__Written exercise__.
Of all the lines in the records below, how many hold the word "Information"? Give the number alone.

--- START OF Data for processing ---

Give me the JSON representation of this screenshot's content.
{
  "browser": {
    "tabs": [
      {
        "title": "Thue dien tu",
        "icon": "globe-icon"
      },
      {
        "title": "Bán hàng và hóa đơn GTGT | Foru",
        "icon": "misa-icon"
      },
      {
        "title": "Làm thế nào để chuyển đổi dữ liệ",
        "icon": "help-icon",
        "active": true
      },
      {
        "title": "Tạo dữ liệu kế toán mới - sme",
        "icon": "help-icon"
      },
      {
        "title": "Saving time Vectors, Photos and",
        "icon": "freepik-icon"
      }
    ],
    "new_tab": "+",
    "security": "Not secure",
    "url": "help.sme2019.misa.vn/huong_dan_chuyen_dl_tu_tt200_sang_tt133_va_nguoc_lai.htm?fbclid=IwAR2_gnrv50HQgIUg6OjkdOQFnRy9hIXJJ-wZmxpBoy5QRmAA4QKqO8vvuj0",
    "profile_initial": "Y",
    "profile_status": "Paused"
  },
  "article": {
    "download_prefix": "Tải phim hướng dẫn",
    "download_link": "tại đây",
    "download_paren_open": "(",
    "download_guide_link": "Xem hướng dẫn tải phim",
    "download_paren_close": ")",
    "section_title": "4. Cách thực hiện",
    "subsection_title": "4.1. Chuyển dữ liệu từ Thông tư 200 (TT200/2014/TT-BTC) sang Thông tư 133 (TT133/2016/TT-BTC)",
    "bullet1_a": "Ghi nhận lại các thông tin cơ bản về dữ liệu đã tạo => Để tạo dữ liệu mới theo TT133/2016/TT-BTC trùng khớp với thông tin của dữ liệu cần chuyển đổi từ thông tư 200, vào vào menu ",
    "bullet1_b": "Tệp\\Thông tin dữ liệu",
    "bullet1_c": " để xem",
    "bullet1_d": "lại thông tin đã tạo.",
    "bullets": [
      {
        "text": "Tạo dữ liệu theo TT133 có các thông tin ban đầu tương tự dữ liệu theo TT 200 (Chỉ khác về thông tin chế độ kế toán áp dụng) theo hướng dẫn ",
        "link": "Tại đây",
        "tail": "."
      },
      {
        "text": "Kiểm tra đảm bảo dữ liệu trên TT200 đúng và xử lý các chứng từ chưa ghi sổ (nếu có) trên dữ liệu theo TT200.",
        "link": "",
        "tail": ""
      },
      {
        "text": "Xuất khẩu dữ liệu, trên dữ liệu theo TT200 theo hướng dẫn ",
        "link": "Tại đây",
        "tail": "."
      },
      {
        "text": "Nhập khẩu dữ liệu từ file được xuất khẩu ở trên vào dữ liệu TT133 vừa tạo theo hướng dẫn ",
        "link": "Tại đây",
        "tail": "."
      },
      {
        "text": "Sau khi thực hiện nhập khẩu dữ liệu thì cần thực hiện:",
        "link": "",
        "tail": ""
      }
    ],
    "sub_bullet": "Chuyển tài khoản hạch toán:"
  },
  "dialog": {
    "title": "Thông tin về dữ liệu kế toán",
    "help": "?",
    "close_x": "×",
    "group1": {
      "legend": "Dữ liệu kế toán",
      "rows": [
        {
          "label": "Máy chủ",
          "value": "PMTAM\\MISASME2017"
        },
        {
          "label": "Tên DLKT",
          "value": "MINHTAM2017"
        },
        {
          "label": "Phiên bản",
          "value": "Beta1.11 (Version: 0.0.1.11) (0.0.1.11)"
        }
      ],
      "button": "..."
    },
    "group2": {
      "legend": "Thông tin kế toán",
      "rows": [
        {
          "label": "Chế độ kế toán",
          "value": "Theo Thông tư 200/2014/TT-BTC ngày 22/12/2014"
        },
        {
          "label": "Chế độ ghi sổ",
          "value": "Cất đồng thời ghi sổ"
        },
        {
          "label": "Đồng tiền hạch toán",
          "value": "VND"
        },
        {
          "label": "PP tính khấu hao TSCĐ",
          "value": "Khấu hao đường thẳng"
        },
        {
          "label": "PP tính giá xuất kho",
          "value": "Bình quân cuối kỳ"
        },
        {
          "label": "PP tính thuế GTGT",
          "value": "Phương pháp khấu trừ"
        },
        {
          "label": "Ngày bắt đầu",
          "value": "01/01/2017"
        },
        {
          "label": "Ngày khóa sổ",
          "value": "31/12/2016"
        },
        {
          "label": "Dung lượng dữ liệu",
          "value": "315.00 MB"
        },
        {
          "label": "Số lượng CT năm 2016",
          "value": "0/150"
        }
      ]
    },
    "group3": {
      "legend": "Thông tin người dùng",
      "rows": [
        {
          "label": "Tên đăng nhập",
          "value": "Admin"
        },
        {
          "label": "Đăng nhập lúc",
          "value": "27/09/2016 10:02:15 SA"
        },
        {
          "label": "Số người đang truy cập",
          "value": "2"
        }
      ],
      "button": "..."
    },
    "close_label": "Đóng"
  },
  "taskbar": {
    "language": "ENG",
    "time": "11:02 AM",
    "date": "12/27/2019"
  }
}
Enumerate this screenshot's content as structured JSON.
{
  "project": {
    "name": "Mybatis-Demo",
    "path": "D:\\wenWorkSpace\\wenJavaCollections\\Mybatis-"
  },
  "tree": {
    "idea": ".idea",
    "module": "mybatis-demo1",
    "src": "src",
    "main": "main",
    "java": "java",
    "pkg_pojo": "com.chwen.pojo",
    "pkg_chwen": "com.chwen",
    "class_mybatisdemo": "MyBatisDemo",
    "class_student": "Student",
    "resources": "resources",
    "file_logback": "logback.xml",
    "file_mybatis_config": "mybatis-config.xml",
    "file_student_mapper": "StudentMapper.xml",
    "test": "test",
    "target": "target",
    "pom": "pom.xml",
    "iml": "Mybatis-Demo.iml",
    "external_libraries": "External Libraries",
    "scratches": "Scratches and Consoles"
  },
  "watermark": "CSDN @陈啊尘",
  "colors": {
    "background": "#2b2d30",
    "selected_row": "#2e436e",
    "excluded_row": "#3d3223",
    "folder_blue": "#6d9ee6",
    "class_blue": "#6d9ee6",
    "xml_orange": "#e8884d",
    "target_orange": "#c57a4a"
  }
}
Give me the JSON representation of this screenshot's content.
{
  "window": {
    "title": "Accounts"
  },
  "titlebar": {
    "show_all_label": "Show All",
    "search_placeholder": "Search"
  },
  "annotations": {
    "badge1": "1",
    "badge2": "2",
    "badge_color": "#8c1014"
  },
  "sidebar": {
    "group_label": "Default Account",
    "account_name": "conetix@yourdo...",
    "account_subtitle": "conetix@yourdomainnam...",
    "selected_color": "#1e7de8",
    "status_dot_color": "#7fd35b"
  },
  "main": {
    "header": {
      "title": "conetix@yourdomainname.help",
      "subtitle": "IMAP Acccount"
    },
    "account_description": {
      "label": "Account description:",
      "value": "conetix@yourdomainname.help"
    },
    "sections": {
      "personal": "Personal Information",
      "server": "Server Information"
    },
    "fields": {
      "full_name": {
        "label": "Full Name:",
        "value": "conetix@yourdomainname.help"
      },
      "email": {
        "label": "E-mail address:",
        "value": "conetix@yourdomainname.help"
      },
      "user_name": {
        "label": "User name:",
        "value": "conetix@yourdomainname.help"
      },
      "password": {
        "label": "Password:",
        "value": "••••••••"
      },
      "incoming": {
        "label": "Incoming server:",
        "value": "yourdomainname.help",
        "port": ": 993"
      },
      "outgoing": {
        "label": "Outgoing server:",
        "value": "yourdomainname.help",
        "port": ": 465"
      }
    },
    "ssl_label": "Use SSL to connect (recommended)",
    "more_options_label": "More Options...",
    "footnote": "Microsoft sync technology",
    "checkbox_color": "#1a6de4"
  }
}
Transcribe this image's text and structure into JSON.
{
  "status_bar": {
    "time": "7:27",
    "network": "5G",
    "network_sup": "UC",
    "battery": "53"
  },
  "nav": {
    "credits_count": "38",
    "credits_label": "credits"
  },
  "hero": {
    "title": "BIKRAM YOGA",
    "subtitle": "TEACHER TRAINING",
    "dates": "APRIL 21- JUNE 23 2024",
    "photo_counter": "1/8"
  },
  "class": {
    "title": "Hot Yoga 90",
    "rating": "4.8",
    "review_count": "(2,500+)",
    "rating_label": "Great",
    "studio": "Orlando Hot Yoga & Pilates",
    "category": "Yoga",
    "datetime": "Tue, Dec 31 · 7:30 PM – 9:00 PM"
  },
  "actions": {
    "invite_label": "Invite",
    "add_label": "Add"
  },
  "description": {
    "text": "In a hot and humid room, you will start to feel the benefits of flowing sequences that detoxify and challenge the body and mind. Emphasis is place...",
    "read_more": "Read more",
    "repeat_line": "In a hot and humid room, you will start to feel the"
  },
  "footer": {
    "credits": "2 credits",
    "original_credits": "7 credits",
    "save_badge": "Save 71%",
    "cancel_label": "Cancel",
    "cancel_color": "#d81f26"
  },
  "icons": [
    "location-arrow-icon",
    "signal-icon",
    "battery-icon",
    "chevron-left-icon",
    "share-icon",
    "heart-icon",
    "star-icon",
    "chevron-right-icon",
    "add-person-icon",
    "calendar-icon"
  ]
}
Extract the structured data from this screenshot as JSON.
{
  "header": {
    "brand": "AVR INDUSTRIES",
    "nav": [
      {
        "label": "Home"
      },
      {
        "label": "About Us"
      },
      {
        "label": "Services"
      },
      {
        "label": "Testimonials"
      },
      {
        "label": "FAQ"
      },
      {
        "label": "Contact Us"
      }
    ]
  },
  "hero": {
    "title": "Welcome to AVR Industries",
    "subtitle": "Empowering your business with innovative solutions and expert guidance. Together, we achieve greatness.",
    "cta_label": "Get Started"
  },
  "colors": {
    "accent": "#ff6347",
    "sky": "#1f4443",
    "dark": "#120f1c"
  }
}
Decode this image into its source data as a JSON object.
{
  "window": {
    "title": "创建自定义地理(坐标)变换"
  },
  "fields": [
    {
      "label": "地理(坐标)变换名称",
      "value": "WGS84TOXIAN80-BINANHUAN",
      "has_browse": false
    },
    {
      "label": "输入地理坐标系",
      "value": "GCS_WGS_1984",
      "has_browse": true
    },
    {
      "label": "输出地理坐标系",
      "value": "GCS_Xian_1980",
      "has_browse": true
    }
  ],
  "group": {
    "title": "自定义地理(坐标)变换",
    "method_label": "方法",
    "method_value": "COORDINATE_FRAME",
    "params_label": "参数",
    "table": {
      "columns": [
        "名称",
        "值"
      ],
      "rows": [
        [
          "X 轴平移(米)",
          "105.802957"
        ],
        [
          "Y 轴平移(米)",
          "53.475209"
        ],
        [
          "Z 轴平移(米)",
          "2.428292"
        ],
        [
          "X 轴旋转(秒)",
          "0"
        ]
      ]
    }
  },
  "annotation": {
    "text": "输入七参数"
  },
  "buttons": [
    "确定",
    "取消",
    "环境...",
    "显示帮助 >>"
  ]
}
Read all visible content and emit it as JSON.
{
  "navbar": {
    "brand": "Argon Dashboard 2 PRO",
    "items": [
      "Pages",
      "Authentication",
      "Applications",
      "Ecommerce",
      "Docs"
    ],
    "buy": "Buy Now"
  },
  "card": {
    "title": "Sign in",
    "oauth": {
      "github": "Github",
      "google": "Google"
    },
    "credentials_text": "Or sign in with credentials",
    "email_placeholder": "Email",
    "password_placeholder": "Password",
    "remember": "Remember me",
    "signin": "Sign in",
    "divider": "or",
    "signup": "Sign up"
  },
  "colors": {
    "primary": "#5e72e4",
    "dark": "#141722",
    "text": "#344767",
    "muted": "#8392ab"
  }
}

--- END OF Data for processing ---

__The answer__.
2